__WHAT YOU WILL DO__: Work out how many lines of the listing hold the string "ASTRO", then answer with that number and nothing else.

========

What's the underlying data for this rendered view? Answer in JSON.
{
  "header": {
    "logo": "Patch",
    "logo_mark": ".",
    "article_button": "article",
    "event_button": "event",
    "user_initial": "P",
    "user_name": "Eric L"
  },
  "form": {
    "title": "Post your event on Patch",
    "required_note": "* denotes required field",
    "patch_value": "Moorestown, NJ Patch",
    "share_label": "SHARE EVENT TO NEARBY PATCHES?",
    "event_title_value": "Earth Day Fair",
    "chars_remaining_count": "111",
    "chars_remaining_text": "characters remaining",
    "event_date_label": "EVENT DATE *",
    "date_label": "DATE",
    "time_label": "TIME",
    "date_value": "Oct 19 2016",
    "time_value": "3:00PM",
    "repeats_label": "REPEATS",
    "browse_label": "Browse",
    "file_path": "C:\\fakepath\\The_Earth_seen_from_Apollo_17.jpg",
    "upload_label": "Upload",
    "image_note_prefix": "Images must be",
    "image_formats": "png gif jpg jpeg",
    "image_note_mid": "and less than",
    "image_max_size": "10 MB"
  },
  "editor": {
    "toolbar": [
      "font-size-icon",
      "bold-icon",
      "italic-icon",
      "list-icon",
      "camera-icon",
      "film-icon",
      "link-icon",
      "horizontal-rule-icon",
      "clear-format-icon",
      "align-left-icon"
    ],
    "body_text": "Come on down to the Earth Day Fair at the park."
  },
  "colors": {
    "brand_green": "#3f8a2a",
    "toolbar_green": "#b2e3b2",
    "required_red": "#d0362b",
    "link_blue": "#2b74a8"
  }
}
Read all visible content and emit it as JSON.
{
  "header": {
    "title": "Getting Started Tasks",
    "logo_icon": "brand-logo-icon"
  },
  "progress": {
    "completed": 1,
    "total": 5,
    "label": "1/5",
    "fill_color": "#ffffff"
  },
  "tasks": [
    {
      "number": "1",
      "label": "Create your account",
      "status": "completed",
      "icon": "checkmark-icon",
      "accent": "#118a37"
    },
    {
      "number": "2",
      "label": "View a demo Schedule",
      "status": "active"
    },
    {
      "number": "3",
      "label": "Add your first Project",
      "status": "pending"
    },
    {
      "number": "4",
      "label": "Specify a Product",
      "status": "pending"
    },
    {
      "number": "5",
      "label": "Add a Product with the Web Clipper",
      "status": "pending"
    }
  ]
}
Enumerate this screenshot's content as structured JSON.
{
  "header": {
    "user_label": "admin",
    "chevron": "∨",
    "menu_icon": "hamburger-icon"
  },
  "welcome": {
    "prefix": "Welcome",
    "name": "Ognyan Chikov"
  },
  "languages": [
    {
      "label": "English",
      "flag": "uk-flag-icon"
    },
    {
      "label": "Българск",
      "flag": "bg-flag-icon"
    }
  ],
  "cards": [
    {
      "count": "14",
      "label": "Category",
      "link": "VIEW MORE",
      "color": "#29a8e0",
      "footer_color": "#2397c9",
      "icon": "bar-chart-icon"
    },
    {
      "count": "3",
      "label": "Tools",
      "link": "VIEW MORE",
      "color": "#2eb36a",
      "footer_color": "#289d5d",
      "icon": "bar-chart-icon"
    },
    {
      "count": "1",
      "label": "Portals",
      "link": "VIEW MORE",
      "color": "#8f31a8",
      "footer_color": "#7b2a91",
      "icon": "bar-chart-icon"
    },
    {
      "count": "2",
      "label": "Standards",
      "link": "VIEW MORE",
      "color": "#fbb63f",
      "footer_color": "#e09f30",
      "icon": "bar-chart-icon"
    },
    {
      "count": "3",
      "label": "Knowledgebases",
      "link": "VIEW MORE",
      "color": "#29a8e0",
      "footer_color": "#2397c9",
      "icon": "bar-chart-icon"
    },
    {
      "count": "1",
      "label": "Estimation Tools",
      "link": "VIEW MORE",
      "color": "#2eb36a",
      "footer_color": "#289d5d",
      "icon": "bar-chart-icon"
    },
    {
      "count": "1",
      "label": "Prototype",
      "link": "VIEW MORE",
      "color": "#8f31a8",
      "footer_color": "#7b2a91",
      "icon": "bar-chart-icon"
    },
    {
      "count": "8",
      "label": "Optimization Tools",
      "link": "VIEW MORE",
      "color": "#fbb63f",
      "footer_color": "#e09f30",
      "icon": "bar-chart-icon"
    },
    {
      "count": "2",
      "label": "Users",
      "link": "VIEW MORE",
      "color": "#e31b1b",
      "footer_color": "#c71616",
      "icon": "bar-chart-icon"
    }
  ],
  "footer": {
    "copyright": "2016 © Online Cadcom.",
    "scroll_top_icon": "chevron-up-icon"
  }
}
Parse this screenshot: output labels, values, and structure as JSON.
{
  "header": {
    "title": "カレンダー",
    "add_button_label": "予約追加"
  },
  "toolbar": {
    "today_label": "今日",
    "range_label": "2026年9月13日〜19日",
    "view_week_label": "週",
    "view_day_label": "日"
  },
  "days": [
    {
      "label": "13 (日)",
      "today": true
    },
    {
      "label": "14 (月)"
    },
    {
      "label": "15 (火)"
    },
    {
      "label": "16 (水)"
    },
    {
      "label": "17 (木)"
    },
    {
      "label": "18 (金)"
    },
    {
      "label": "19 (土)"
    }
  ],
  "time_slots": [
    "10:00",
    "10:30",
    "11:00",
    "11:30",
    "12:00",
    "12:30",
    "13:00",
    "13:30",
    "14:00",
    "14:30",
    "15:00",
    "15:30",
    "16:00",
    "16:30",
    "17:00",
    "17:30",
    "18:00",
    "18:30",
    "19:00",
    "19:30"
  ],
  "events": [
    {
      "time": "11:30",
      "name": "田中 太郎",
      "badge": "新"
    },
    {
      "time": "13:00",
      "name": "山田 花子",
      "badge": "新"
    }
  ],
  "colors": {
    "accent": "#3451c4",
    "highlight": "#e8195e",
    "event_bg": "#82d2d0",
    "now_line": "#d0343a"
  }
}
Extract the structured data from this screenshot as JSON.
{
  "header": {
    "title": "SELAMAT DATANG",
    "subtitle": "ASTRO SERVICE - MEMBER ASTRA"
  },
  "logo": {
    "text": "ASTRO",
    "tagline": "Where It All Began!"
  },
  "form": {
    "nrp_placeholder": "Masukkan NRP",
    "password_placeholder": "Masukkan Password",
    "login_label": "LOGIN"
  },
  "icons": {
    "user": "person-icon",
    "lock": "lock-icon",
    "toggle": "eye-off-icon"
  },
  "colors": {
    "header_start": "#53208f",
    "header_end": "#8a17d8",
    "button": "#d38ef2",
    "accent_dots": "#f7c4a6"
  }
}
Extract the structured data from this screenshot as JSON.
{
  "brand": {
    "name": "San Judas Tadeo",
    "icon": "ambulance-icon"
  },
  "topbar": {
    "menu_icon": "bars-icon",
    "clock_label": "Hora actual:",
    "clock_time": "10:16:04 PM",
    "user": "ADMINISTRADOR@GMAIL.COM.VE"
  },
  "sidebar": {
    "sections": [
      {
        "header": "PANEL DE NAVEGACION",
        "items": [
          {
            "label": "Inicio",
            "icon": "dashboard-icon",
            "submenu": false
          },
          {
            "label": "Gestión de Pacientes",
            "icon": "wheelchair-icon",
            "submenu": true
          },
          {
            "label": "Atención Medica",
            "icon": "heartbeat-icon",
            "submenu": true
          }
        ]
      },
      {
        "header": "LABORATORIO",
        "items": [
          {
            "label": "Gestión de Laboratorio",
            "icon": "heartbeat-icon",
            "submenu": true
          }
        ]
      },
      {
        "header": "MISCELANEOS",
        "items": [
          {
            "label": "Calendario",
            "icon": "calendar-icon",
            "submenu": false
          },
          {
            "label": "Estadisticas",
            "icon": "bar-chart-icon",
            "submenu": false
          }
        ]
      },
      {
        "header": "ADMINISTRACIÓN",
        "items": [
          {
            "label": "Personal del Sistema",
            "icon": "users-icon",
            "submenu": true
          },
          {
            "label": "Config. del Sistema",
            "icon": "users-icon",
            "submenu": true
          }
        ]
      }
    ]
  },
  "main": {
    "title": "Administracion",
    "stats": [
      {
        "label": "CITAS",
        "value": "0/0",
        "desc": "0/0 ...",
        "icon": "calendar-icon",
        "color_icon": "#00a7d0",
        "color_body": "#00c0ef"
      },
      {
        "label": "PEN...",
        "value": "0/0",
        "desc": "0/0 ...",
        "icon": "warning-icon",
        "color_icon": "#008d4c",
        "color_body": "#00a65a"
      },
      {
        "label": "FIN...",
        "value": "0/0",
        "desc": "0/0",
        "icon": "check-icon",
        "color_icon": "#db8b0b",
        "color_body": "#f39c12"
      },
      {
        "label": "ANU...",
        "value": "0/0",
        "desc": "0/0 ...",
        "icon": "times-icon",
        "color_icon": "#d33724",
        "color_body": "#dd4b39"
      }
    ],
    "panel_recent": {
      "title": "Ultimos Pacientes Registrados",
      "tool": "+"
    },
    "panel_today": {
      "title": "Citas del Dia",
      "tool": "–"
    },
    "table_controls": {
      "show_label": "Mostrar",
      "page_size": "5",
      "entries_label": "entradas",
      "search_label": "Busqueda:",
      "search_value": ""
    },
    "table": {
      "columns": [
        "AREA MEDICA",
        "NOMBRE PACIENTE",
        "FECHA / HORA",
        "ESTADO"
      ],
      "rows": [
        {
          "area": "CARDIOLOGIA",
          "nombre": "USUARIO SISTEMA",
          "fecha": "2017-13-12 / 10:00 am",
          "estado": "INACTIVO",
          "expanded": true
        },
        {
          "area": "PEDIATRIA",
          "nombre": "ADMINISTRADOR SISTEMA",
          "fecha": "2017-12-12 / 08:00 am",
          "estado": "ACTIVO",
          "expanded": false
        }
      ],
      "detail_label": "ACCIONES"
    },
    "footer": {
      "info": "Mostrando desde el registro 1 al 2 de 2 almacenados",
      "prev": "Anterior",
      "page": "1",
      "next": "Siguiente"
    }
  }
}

========

__RESULT FOR THIS EXERCISE__: 2